▶ _PROVIDED PASSAGE_

The process of building stairs requires several skill sets. The cost to add stairs to the basement depends on the hourly rates of the professionals needed to design and build it: architect, civil engineer, handyman, and electrician. An architect will first determine the type, size, and layout of the staircase. You can expect to pay an architect 10 to 17 percent of the total cost of the stairway or $100 to $250 per hour.

A civil engineer will then draft blueprints of the staircase. Their expertise in design and building regulations will cost you $100 to $130 per hour. A handyman will do the actual stair construction. Depending on the region, most handymen charge $60 to $90 per hour. An electrician can install stairway lighting or electrical outlets and usually charge about $65 to $85 per hour. Homeowners can expect to pay between $2,200 to $5,000 in total labor to build a basement staircase.

Cost to Build Basement Stairs by Type

Compared with staircases in the main part of the home, basement stairs aren’t typically aesthetically exciting. They’re hidden from view from the rest of the home and lead to a room that, more often than not, isn’t finished. Function and safety are usually the most important factors for basement stairs. It’s no wonder then that basement staircases are usually straight because it’s the simplest type to design and cost-effective to install. However, more staircases are available that would add an interesting design to your home, although not necessarily leading to the basement.

Straight staircases run directly from the basement landing to the landing of the first floor at a 35-degree angle. The angle of the steps allows for room underneath for storage. When you add a 90- or 180-degree turn to a straight staircase, you get an L-shaped or a U-shaped staircase, respectively. The turns happen at a landing which makes both of these staircases safer than a straight staircase. If you fall, you’re not tumbling down the entire length of the stairs.

Spiral basement stairs are also popular. Spiral staircases are typically sold as a single unit. Like the straight staircase, they directly connect the first-floor landing to the basement landing. However, they do not allow for storage underneath the steps because the stairs stack on top of each other in a spiral. Installing a spiral staircase to the basement is the most space-efficient option for basement staircases. A circular or helical staircase, a spiral staircase without a central pole, is another option when building a basement staircase. They are just as space-efficient as spirals but a little more expensive because of the design.

▶ _REQUIREMENT A_
Which lines in the listing below contain the string "fuse"? Pick out each one and copy it in full. Case counts.

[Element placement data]
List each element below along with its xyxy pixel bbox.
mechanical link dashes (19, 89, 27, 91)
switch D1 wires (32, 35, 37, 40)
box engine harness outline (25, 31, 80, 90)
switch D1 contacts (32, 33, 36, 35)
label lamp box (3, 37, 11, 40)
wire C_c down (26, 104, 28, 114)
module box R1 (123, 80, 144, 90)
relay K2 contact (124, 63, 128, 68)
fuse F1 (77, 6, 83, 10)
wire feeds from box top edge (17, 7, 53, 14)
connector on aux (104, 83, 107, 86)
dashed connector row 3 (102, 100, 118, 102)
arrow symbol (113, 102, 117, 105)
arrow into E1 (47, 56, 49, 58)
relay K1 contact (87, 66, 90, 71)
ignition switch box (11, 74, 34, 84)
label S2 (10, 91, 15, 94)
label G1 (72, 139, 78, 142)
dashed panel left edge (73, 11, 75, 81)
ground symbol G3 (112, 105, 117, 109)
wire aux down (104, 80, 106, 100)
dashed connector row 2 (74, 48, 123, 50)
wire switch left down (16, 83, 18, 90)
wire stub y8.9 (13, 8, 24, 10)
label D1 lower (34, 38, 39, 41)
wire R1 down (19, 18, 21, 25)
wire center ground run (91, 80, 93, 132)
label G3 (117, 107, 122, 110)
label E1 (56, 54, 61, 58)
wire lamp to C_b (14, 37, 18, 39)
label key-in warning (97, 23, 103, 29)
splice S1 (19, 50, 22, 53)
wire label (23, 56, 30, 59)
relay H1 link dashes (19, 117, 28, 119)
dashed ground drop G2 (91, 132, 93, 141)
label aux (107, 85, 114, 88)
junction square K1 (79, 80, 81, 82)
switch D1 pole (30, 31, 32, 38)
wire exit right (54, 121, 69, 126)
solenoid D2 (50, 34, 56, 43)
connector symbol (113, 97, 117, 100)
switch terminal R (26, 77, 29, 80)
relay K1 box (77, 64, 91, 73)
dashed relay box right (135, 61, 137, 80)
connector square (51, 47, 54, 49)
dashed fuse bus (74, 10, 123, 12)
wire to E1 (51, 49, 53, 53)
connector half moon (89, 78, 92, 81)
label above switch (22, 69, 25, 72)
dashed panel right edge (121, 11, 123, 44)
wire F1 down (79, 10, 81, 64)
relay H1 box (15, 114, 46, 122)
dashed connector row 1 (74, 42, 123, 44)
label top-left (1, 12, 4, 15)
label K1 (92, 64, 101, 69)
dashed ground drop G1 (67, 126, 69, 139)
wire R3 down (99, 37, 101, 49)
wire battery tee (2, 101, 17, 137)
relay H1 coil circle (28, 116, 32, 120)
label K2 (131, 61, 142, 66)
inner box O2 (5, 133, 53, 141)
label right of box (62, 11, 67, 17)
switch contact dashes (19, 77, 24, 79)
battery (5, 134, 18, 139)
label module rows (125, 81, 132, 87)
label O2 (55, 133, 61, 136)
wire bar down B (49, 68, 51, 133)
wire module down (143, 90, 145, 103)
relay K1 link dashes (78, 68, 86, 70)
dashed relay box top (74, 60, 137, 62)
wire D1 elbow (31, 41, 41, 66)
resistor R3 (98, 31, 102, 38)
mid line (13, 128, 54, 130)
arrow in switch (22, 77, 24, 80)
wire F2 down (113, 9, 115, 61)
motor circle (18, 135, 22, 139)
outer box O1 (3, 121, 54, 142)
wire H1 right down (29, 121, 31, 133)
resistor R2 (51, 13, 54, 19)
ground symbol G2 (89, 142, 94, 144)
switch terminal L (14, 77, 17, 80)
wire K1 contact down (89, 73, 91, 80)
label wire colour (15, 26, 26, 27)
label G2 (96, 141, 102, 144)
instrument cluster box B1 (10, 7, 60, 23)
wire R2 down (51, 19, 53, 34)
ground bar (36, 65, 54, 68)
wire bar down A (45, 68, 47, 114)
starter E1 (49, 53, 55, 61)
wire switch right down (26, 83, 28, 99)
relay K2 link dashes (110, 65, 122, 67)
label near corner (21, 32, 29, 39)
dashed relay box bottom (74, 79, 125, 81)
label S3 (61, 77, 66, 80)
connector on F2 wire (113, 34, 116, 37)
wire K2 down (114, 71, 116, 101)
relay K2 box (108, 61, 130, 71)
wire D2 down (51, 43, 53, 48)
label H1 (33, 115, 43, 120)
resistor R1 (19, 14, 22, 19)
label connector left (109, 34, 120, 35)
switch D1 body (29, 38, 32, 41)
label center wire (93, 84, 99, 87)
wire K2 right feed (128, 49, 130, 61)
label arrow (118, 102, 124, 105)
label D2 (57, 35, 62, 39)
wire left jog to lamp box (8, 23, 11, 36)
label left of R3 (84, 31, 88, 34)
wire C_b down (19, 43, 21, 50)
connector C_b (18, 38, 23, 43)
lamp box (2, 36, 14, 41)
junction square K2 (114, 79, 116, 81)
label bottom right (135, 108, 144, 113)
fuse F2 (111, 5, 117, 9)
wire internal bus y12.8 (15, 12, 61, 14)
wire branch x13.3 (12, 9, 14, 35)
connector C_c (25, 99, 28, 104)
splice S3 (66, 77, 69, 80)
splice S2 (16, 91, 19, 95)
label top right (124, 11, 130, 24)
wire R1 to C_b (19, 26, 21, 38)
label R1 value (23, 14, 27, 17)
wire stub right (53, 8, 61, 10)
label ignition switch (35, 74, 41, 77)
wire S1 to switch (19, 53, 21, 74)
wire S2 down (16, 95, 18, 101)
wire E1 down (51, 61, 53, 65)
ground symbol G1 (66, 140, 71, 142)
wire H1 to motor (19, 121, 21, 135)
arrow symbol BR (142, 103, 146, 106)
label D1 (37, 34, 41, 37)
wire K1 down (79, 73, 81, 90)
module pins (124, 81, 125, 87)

▶ _REQUIREMENT B_
Answer these questions from the basement stairs text above:
(i) What does a civil engineer charge per hour?
(ii) At what angle does a straight staircase run?
(iii) How is a circular or helical staircase described?

▶ _TASK ANSWER A_
fuse F1 (77, 6, 83, 10)
dashed fuse bus (74, 10, 123, 12)
fuse F2 (111, 5, 117, 9)

▶ _TASK ANSWER B_
(i) $100 to $130 per hour.
(ii) 35 degrees.
(iii) As a spiral staircase without a central pole.